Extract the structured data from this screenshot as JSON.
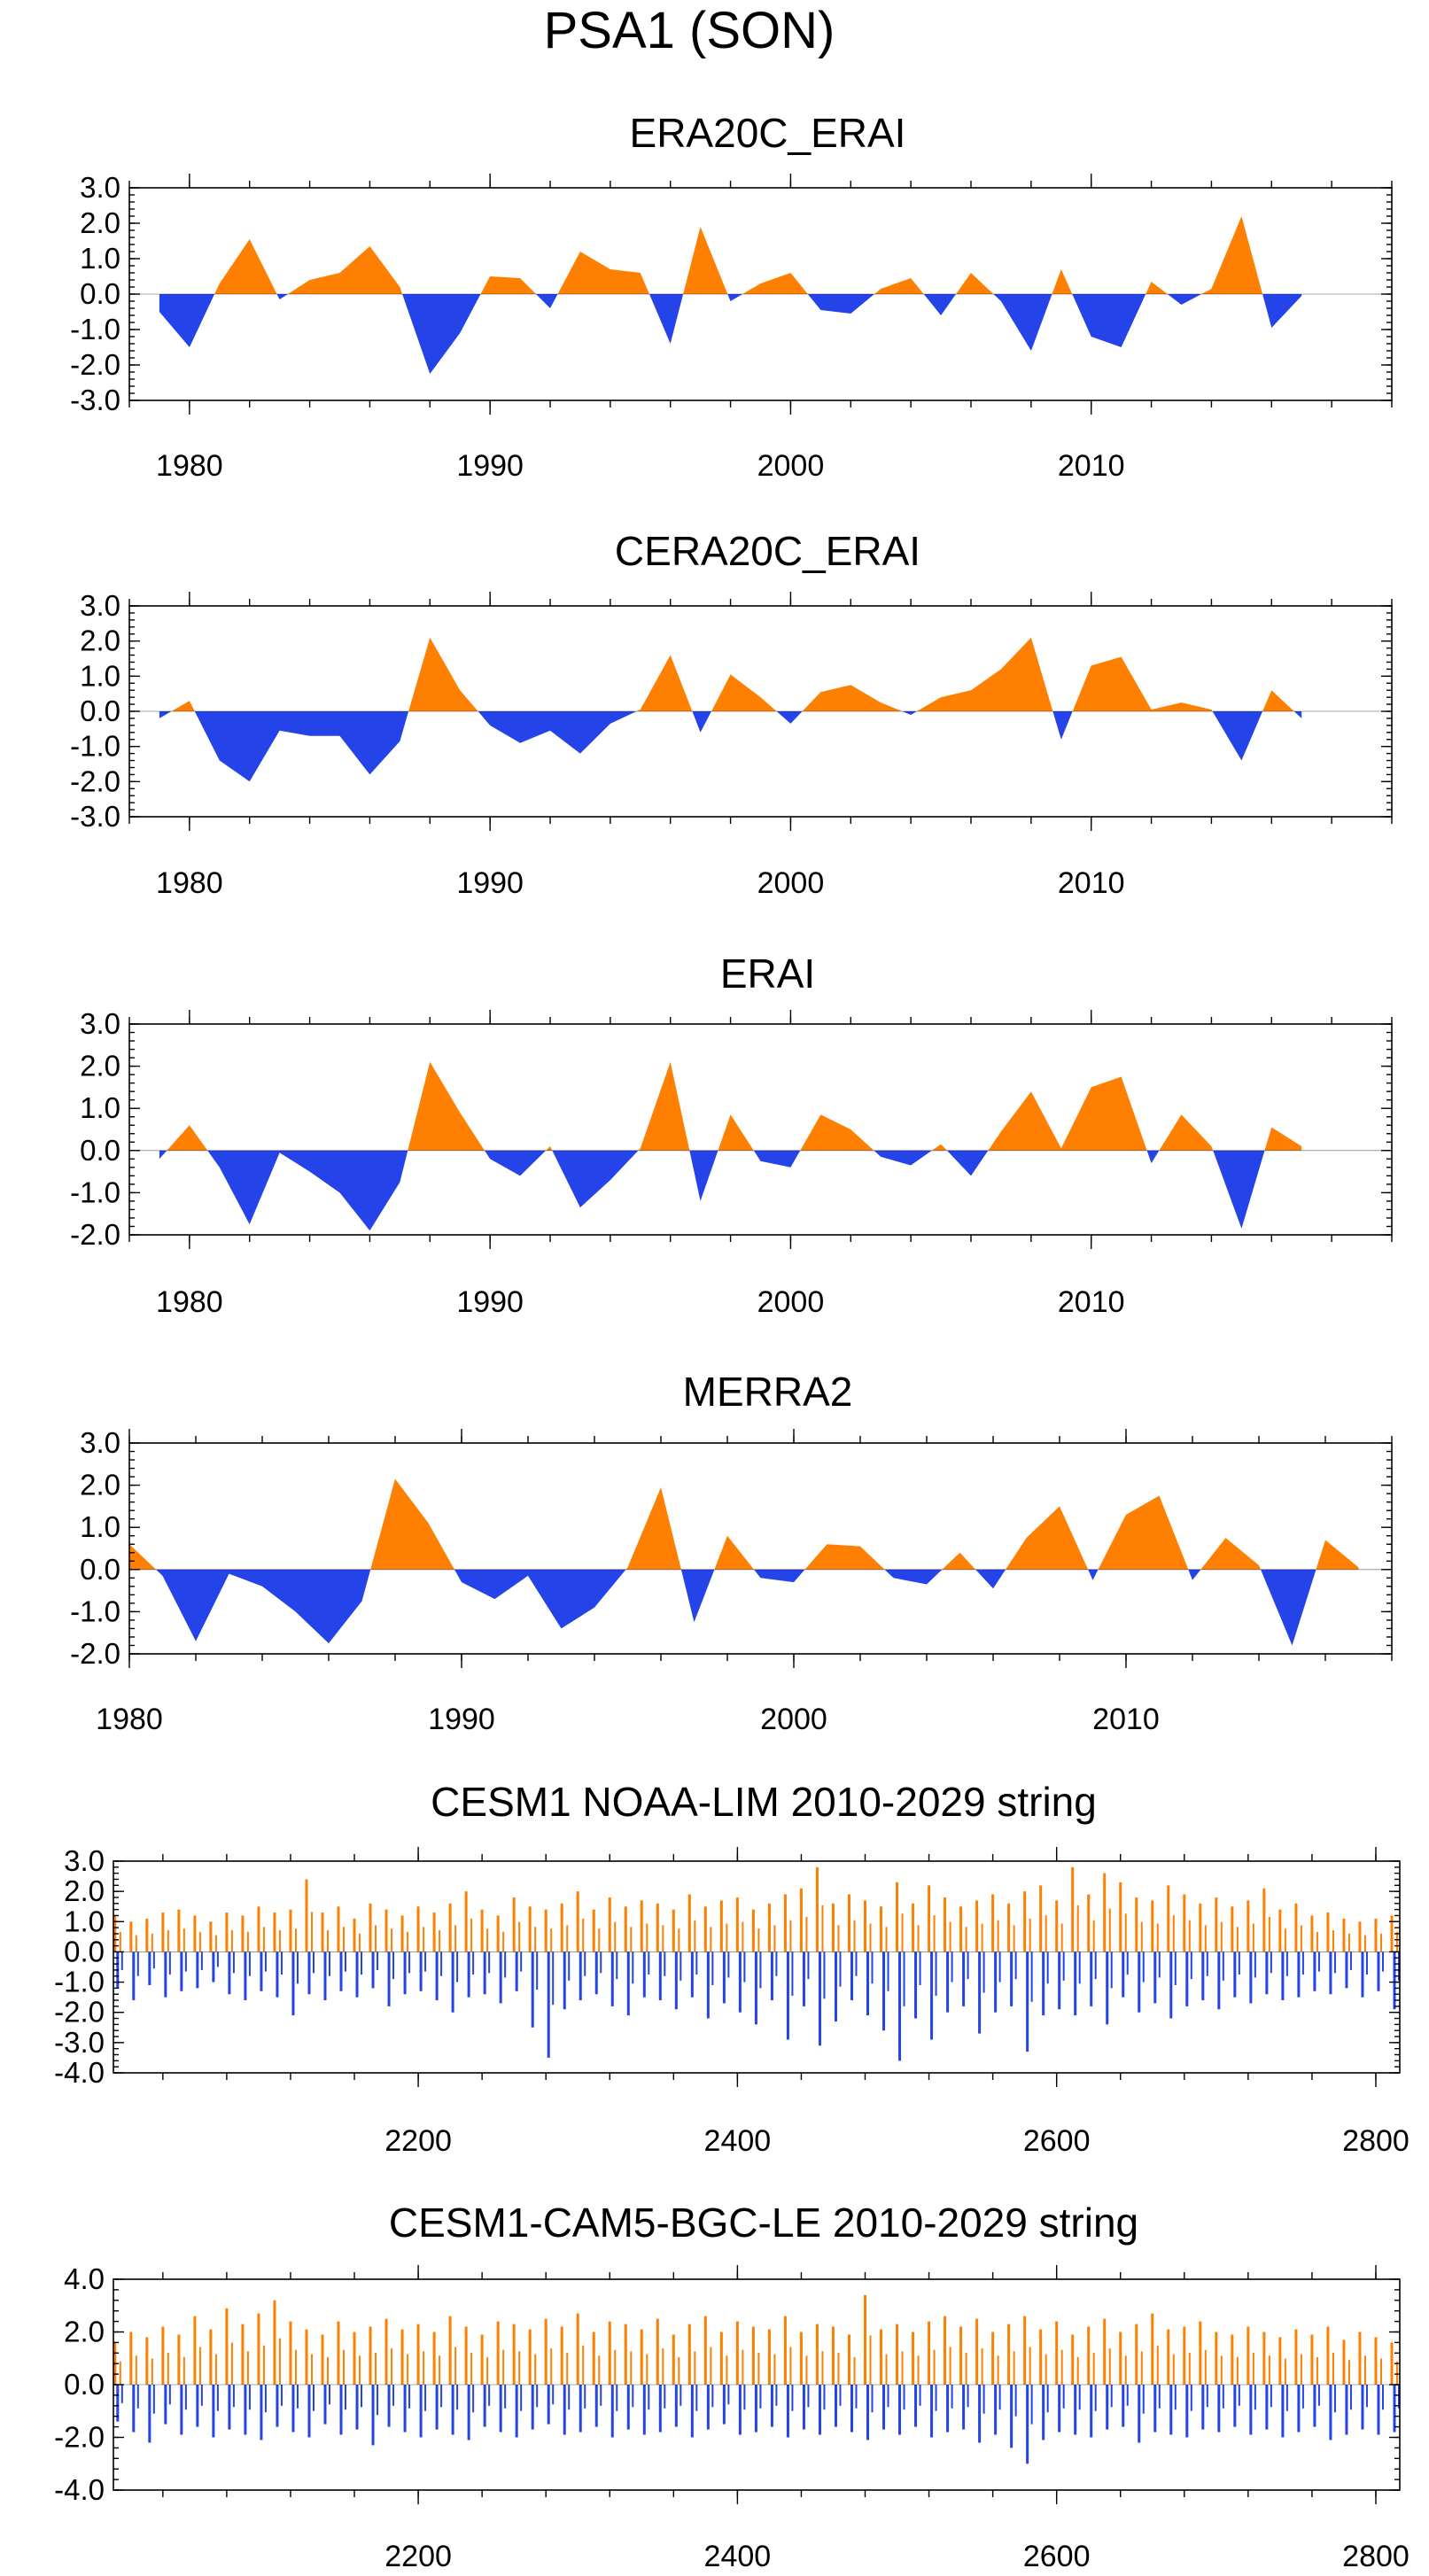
{
  "figure": {
    "title": "PSA1 (SON)",
    "colors": {
      "positive": "#FF8000",
      "negative": "#2443E8",
      "frame": "#000000"
    }
  },
  "chart_data": [
    {
      "type": "area",
      "title": "ERA20C_ERAI",
      "ylim": [
        -3.0,
        3.0
      ],
      "yticks": [
        "3.0",
        "2.0",
        "1.0",
        "0.0",
        "-1.0",
        "-2.0",
        "-3.0"
      ],
      "xlim": [
        1978,
        2020
      ],
      "xticks": [
        "1980",
        "1990",
        "2000",
        "2010"
      ],
      "x": [
        1979,
        1980,
        1981,
        1982,
        1983,
        1984,
        1985,
        1986,
        1987,
        1988,
        1989,
        1990,
        1991,
        1992,
        1993,
        1994,
        1995,
        1996,
        1997,
        1998,
        1999,
        2000,
        2001,
        2002,
        2003,
        2004,
        2005,
        2006,
        2007,
        2008,
        2009,
        2010,
        2011,
        2012,
        2013,
        2014,
        2015,
        2016,
        2017
      ],
      "values": [
        -0.5,
        -1.5,
        0.3,
        1.55,
        -0.15,
        0.4,
        0.6,
        1.35,
        0.2,
        -2.25,
        -1.1,
        0.5,
        0.45,
        -0.4,
        1.2,
        0.7,
        0.6,
        -1.4,
        1.9,
        -0.2,
        0.3,
        0.6,
        -0.45,
        -0.55,
        0.15,
        0.45,
        -0.6,
        0.6,
        -0.2,
        -1.6,
        0.7,
        -1.2,
        -1.5,
        0.35,
        -0.3,
        0.15,
        2.2,
        -0.95,
        -0.05
      ]
    },
    {
      "type": "area",
      "title": "CERA20C_ERAI",
      "ylim": [
        -3.0,
        3.0
      ],
      "yticks": [
        "3.0",
        "2.0",
        "1.0",
        "0.0",
        "-1.0",
        "-2.0",
        "-3.0"
      ],
      "xlim": [
        1978,
        2020
      ],
      "xticks": [
        "1980",
        "1990",
        "2000",
        "2010"
      ],
      "x": [
        1979,
        1980,
        1981,
        1982,
        1983,
        1984,
        1985,
        1986,
        1987,
        1988,
        1989,
        1990,
        1991,
        1992,
        1993,
        1994,
        1995,
        1996,
        1997,
        1998,
        1999,
        2000,
        2001,
        2002,
        2003,
        2004,
        2005,
        2006,
        2007,
        2008,
        2009,
        2010,
        2011,
        2012,
        2013,
        2014,
        2015,
        2016,
        2017
      ],
      "values": [
        -0.2,
        0.3,
        -1.4,
        -2.0,
        -0.55,
        -0.7,
        -0.7,
        -1.8,
        -0.85,
        2.1,
        0.6,
        -0.4,
        -0.9,
        -0.55,
        -1.2,
        -0.35,
        0.05,
        1.6,
        -0.6,
        1.05,
        0.4,
        -0.35,
        0.55,
        0.75,
        0.25,
        -0.1,
        0.4,
        0.6,
        1.2,
        2.1,
        -0.8,
        1.3,
        1.55,
        0.05,
        0.25,
        0.05,
        -1.4,
        0.6,
        -0.2
      ]
    },
    {
      "type": "area",
      "title": "ERAI",
      "ylim": [
        -2.0,
        3.0
      ],
      "yticks": [
        "3.0",
        "2.0",
        "1.0",
        "0.0",
        "-1.0",
        "-2.0"
      ],
      "xlim": [
        1978,
        2020
      ],
      "xticks": [
        "1980",
        "1990",
        "2000",
        "2010"
      ],
      "x": [
        1979,
        1980,
        1981,
        1982,
        1983,
        1984,
        1985,
        1986,
        1987,
        1988,
        1989,
        1990,
        1991,
        1992,
        1993,
        1994,
        1995,
        1996,
        1997,
        1998,
        1999,
        2000,
        2001,
        2002,
        2003,
        2004,
        2005,
        2006,
        2007,
        2008,
        2009,
        2010,
        2011,
        2012,
        2013,
        2014,
        2015,
        2016,
        2017
      ],
      "values": [
        -0.2,
        0.6,
        -0.4,
        -1.75,
        -0.05,
        -0.5,
        -1.0,
        -1.9,
        -0.75,
        2.1,
        0.9,
        -0.2,
        -0.6,
        0.1,
        -1.35,
        -0.7,
        0.05,
        2.1,
        -1.2,
        0.85,
        -0.25,
        -0.4,
        0.85,
        0.5,
        -0.15,
        -0.35,
        0.15,
        -0.6,
        0.45,
        1.4,
        0.05,
        1.5,
        1.75,
        -0.3,
        0.85,
        0.1,
        -1.85,
        0.55,
        0.1
      ]
    },
    {
      "type": "area",
      "title": "MERRA2",
      "ylim": [
        -2.0,
        3.0
      ],
      "yticks": [
        "3.0",
        "2.0",
        "1.0",
        "0.0",
        "-1.0",
        "-2.0"
      ],
      "xlim": [
        1980,
        2018
      ],
      "xticks": [
        "1980",
        "1990",
        "2000",
        "2010"
      ],
      "x": [
        1980,
        1981,
        1982,
        1983,
        1984,
        1985,
        1986,
        1987,
        1988,
        1989,
        1990,
        1991,
        1992,
        1993,
        1994,
        1995,
        1996,
        1997,
        1998,
        1999,
        2000,
        2001,
        2002,
        2003,
        2004,
        2005,
        2006,
        2007,
        2008,
        2009,
        2010,
        2011,
        2012,
        2013,
        2014,
        2015,
        2016,
        2017
      ],
      "values": [
        0.6,
        -0.15,
        -1.7,
        -0.1,
        -0.4,
        -1.0,
        -1.75,
        -0.75,
        2.15,
        1.1,
        -0.3,
        -0.7,
        -0.15,
        -1.4,
        -0.9,
        0.05,
        1.95,
        -1.25,
        0.8,
        -0.2,
        -0.3,
        0.6,
        0.55,
        -0.2,
        -0.35,
        0.4,
        -0.45,
        0.75,
        1.5,
        -0.25,
        1.3,
        1.75,
        -0.25,
        0.75,
        0.1,
        -1.8,
        0.7,
        0.05
      ]
    },
    {
      "type": "bar",
      "title": "CESM1 NOAA-LIM 2010-2029 string",
      "ylim": [
        -4.0,
        3.0
      ],
      "yticks": [
        "3.0",
        "2.0",
        "1.0",
        "0.0",
        "-1.0",
        "-2.0",
        "-3.0",
        "-4.0"
      ],
      "xlim": [
        2009,
        2815
      ],
      "xticks": [
        "2200",
        "2400",
        "2600",
        "2800"
      ],
      "x": [
        2010,
        2020,
        2030,
        2040,
        2050,
        2060,
        2070,
        2080,
        2090,
        2100,
        2110,
        2120,
        2130,
        2140,
        2150,
        2160,
        2170,
        2180,
        2190,
        2200,
        2210,
        2220,
        2230,
        2240,
        2250,
        2260,
        2270,
        2280,
        2290,
        2300,
        2310,
        2320,
        2330,
        2340,
        2350,
        2360,
        2370,
        2380,
        2390,
        2400,
        2410,
        2420,
        2430,
        2440,
        2450,
        2460,
        2470,
        2480,
        2490,
        2500,
        2510,
        2520,
        2530,
        2540,
        2550,
        2560,
        2570,
        2580,
        2590,
        2600,
        2610,
        2620,
        2630,
        2640,
        2650,
        2660,
        2670,
        2680,
        2690,
        2700,
        2710,
        2720,
        2730,
        2740,
        2750,
        2760,
        2770,
        2780,
        2790,
        2800,
        2810
      ],
      "values_pos": [
        1.2,
        1.0,
        1.1,
        1.3,
        1.4,
        1.2,
        1.0,
        1.3,
        1.2,
        1.5,
        1.3,
        1.4,
        2.4,
        1.3,
        1.5,
        1.1,
        1.6,
        1.4,
        1.2,
        1.5,
        1.3,
        1.6,
        2.0,
        1.4,
        1.2,
        1.8,
        1.5,
        1.4,
        1.6,
        2.0,
        1.4,
        1.8,
        1.5,
        1.7,
        1.6,
        1.4,
        1.9,
        1.5,
        1.7,
        1.8,
        1.4,
        1.6,
        1.9,
        2.1,
        2.8,
        1.6,
        1.9,
        1.7,
        1.5,
        2.3,
        1.6,
        2.2,
        1.8,
        1.5,
        1.7,
        1.9,
        1.6,
        2.0,
        2.2,
        1.7,
        2.8,
        1.9,
        2.6,
        2.3,
        1.8,
        1.7,
        2.2,
        1.9,
        1.6,
        1.8,
        1.5,
        1.7,
        2.1,
        1.4,
        1.6,
        1.2,
        1.3,
        1.1,
        1.0,
        1.1,
        1.2
      ],
      "values_neg": [
        -1.2,
        -1.6,
        -1.1,
        -1.5,
        -1.3,
        -1.2,
        -1.0,
        -1.4,
        -1.6,
        -1.3,
        -1.5,
        -2.1,
        -1.4,
        -1.6,
        -1.3,
        -1.5,
        -1.2,
        -1.8,
        -1.4,
        -1.3,
        -1.6,
        -2.0,
        -1.5,
        -1.4,
        -1.7,
        -1.3,
        -2.5,
        -3.5,
        -1.9,
        -1.6,
        -1.4,
        -1.8,
        -2.1,
        -1.5,
        -1.6,
        -1.9,
        -1.5,
        -2.2,
        -1.7,
        -2.0,
        -2.4,
        -1.6,
        -2.9,
        -1.8,
        -3.1,
        -2.3,
        -1.6,
        -2.1,
        -2.6,
        -3.6,
        -2.2,
        -2.9,
        -2.0,
        -1.8,
        -2.7,
        -2.0,
        -1.8,
        -3.3,
        -2.1,
        -1.9,
        -2.1,
        -1.8,
        -2.4,
        -1.5,
        -2.0,
        -1.7,
        -2.2,
        -1.8,
        -1.6,
        -1.9,
        -1.5,
        -1.7,
        -1.4,
        -1.6,
        -1.5,
        -1.3,
        -1.4,
        -1.2,
        -1.5,
        -1.3,
        -1.9
      ]
    },
    {
      "type": "bar",
      "title": "CESM1-CAM5-BGC-LE 2010-2029 string",
      "ylim": [
        -4.0,
        4.0
      ],
      "yticks": [
        "4.0",
        "2.0",
        "0.0",
        "-2.0",
        "-4.0"
      ],
      "xlim": [
        2009,
        2815
      ],
      "xticks": [
        "2200",
        "2400",
        "2600",
        "2800"
      ],
      "x": [
        2010,
        2020,
        2030,
        2040,
        2050,
        2060,
        2070,
        2080,
        2090,
        2100,
        2110,
        2120,
        2130,
        2140,
        2150,
        2160,
        2170,
        2180,
        2190,
        2200,
        2210,
        2220,
        2230,
        2240,
        2250,
        2260,
        2270,
        2280,
        2290,
        2300,
        2310,
        2320,
        2330,
        2340,
        2350,
        2360,
        2370,
        2380,
        2390,
        2400,
        2410,
        2420,
        2430,
        2440,
        2450,
        2460,
        2470,
        2480,
        2490,
        2500,
        2510,
        2520,
        2530,
        2540,
        2550,
        2560,
        2570,
        2580,
        2590,
        2600,
        2610,
        2620,
        2630,
        2640,
        2650,
        2660,
        2670,
        2680,
        2690,
        2700,
        2710,
        2720,
        2730,
        2740,
        2750,
        2760,
        2770,
        2780,
        2790,
        2800,
        2810
      ],
      "values_pos": [
        1.6,
        2.0,
        1.8,
        2.2,
        1.9,
        2.6,
        2.1,
        2.9,
        2.3,
        2.7,
        3.2,
        2.4,
        2.1,
        1.9,
        2.4,
        2.0,
        2.2,
        2.5,
        2.1,
        2.3,
        2.0,
        2.6,
        2.2,
        1.9,
        2.4,
        2.3,
        2.1,
        2.5,
        2.2,
        2.7,
        2.0,
        2.4,
        2.3,
        2.1,
        2.5,
        1.9,
        2.3,
        2.6,
        2.0,
        2.4,
        2.2,
        2.1,
        2.6,
        2.0,
        2.3,
        2.2,
        1.9,
        3.4,
        2.1,
        2.3,
        2.0,
        2.4,
        2.6,
        2.2,
        2.5,
        2.0,
        2.3,
        2.6,
        2.1,
        2.4,
        1.9,
        2.2,
        2.5,
        2.0,
        2.3,
        2.7,
        2.1,
        2.2,
        2.4,
        2.0,
        1.9,
        2.2,
        2.0,
        1.8,
        2.1,
        1.9,
        2.2,
        1.7,
        2.0,
        1.8,
        1.6
      ],
      "values_neg": [
        -1.4,
        -1.8,
        -2.2,
        -1.5,
        -1.9,
        -1.6,
        -2.0,
        -1.7,
        -1.9,
        -2.1,
        -1.6,
        -1.8,
        -2.0,
        -1.5,
        -1.9,
        -1.7,
        -2.3,
        -1.6,
        -1.8,
        -2.0,
        -1.7,
        -1.9,
        -2.1,
        -1.6,
        -1.8,
        -2.0,
        -1.7,
        -1.5,
        -1.9,
        -1.8,
        -1.6,
        -2.0,
        -1.7,
        -1.9,
        -1.8,
        -1.6,
        -2.0,
        -1.7,
        -1.5,
        -1.9,
        -1.8,
        -1.6,
        -2.0,
        -1.7,
        -1.9,
        -1.6,
        -1.8,
        -2.1,
        -1.7,
        -1.9,
        -1.6,
        -2.0,
        -1.8,
        -1.7,
        -2.2,
        -1.9,
        -2.4,
        -3.0,
        -2.1,
        -1.8,
        -1.9,
        -2.0,
        -1.7,
        -1.6,
        -2.2,
        -1.8,
        -1.9,
        -2.0,
        -1.7,
        -1.8,
        -1.6,
        -1.9,
        -1.7,
        -2.0,
        -1.8,
        -1.6,
        -2.1,
        -1.9,
        -1.7,
        -1.9,
        -1.8
      ]
    }
  ]
}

——

Across the entries above, how many lines contain "string"? Provide only the count.

▶ [RIGHT ANSWER] 2